• _THE EXERCISE_: Output all of the entries below precisely as written.

• _ENTRIES SUPPLIED_:

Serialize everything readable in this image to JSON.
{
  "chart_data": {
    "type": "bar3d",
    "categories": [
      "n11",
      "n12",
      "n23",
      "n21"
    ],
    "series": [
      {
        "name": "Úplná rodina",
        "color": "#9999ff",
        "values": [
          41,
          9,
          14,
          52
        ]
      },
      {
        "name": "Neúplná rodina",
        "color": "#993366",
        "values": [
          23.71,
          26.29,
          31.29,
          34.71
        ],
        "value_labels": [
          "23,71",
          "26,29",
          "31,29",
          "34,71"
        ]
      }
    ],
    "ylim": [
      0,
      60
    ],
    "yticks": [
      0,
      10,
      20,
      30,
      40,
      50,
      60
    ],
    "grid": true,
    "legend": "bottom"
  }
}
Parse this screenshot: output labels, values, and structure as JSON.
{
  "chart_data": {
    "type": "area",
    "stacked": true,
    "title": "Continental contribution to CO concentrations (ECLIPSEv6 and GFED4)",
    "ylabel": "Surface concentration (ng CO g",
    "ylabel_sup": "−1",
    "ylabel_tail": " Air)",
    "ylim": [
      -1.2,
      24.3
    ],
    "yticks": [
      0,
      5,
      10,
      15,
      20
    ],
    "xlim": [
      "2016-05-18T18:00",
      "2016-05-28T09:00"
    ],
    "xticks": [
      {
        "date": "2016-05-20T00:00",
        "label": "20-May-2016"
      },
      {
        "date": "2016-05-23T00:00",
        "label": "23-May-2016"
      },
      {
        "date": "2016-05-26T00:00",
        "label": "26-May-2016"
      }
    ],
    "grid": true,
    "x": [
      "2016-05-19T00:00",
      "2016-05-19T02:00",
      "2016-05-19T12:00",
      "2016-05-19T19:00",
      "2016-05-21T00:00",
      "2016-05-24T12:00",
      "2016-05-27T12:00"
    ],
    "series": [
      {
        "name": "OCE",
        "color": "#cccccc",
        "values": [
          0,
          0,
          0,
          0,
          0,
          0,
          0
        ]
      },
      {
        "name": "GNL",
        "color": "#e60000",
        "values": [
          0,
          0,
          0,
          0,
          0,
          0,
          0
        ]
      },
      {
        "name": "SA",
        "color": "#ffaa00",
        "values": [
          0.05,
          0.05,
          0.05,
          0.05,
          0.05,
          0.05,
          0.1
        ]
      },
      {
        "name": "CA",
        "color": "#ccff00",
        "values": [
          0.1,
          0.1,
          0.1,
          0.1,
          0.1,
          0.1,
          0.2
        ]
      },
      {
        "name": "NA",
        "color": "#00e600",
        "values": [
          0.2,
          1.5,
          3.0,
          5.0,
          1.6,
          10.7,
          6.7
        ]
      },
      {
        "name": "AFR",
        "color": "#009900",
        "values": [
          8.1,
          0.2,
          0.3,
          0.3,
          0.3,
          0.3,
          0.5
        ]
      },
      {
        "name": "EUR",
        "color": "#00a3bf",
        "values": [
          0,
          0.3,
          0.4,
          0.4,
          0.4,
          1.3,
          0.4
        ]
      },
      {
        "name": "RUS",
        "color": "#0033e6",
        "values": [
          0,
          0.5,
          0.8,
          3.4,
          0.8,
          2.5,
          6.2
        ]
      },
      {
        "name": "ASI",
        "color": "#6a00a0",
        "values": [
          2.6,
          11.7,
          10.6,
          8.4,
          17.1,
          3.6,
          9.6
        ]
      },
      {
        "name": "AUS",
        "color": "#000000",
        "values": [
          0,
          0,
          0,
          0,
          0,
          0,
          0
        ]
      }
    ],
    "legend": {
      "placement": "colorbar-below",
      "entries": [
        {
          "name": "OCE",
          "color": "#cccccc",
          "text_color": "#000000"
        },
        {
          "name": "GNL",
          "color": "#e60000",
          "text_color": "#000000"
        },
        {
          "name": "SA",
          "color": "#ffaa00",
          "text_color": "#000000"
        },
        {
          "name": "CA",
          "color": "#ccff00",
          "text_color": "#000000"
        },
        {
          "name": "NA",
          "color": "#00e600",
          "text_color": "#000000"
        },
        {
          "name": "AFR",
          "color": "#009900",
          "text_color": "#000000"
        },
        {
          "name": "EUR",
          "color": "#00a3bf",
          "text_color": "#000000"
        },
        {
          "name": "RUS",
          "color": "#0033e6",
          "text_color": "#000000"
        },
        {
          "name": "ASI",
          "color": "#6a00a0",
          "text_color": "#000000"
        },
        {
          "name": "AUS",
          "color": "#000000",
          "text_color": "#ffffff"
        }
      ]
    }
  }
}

• _WRITTEN SOLUTION_:
Serialize everything readable in this image to JSON.
{
  "chart_data": {
    "type": "bar3d",
    "categories": [
      "n11",
      "n12",
      "n23",
      "n21"
    ],
    "series": [
      {
        "name": "Úplná rodina",
        "color": "#9999ff",
        "values": [
          41,
          9,
          14,
          52
        ]
      },
      {
        "name": "Neúplná rodina",
        "color": "#993366",
        "values": [
          23.71,
          26.29,
          31.29,
          34.71
        ],
        "value_labels": [
          "23,71",
          "26,29",
          "31,29",
          "34,71"
        ]
      }
    ],
    "ylim": [
      0,
      60
    ],
    "yticks": [
      0,
      10,
      20,
      30,
      40,
      50,
      60
    ],
    "grid": true,
    "legend": "bottom"
  }
}
Parse this screenshot: output labels, values, and structure as JSON.
{
  "chart_data": {
    "type": "area",
    "stacked": true,
    "title": "Continental contribution to CO concentrations (ECLIPSEv6 and GFED4)",
    "ylabel": "Surface concentration (ng CO g",
    "ylabel_sup": "−1",
    "ylabel_tail": " Air)",
    "ylim": [
      -1.2,
      24.3
    ],
    "yticks": [
      0,
      5,
      10,
      15,
      20
    ],
    "xlim": [
      "2016-05-18T18:00",
      "2016-05-28T09:00"
    ],
    "xticks": [
      {
        "date": "2016-05-20T00:00",
        "label": "20-May-2016"
      },
      {
        "date": "2016-05-23T00:00",
        "label": "23-May-2016"
      },
      {
        "date": "2016-05-26T00:00",
        "label": "26-May-2016"
      }
    ],
    "grid": true,
    "x": [
      "2016-05-19T00:00",
      "2016-05-19T02:00",
      "2016-05-19T12:00",
      "2016-05-19T19:00",
      "2016-05-21T00:00",
      "2016-05-24T12:00",
      "2016-05-27T12:00"
    ],
    "series": [
      {
        "name": "OCE",
        "color": "#cccccc",
        "values": [
          0,
          0,
          0,
          0,
          0,
          0,
          0
        ]
      },
      {
        "name": "GNL",
        "color": "#e60000",
        "values": [
          0,
          0,
          0,
          0,
          0,
          0,
          0
        ]
      },
      {
        "name": "SA",
        "color": "#ffaa00",
        "values": [
          0.05,
          0.05,
          0.05,
          0.05,
          0.05,
          0.05,
          0.1
        ]
      },
      {
        "name": "CA",
        "color": "#ccff00",
        "values": [
          0.1,
          0.1,
          0.1,
          0.1,
          0.1,
          0.1,
          0.2
        ]
      },
      {
        "name": "NA",
        "color": "#00e600",
        "values": [
          0.2,
          1.5,
          3.0,
          5.0,
          1.6,
          10.7,
          6.7
        ]
      },
      {
        "name": "AFR",
        "color": "#009900",
        "values": [
          8.1,
          0.2,
          0.3,
          0.3,
          0.3,
          0.3,
          0.5
        ]
      },
      {
        "name": "EUR",
        "color": "#00a3bf",
        "values": [
          0,
          0.3,
          0.4,
          0.4,
          0.4,
          1.3,
          0.4
        ]
      },
      {
        "name": "RUS",
        "color": "#0033e6",
        "values": [
          0,
          0.5,
          0.8,
          3.4,
          0.8,
          2.5,
          6.2
        ]
      },
      {
        "name": "ASI",
        "color": "#6a00a0",
        "values": [
          2.6,
          11.7,
          10.6,
          8.4,
          17.1,
          3.6,
          9.6
        ]
      },
      {
        "name": "AUS",
        "color": "#000000",
        "values": [
          0,
          0,
          0,
          0,
          0,
          0,
          0
        ]
      }
    ],
    "legend": {
      "placement": "colorbar-below",
      "entries": [
        {
          "name": "OCE",
          "color": "#cccccc",
          "text_color": "#000000"
        },
        {
          "name": "GNL",
          "color": "#e60000",
          "text_color": "#000000"
        },
        {
          "name": "SA",
          "color": "#ffaa00",
          "text_color": "#000000"
        },
        {
          "name": "CA",
          "color": "#ccff00",
          "text_color": "#000000"
        },
        {
          "name": "NA",
          "color": "#00e600",
          "text_color": "#000000"
        },
        {
          "name": "AFR",
          "color": "#009900",
          "text_color": "#000000"
        },
        {
          "name": "EUR",
          "color": "#00a3bf",
          "text_color": "#000000"
        },
        {
          "name": "RUS",
          "color": "#0033e6",
          "text_color": "#000000"
        },
        {
          "name": "ASI",
          "color": "#6a00a0",
          "text_color": "#000000"
        },
        {
          "name": "AUS",
          "color": "#000000",
          "text_color": "#ffffff"
        }
      ]
    }
  }
}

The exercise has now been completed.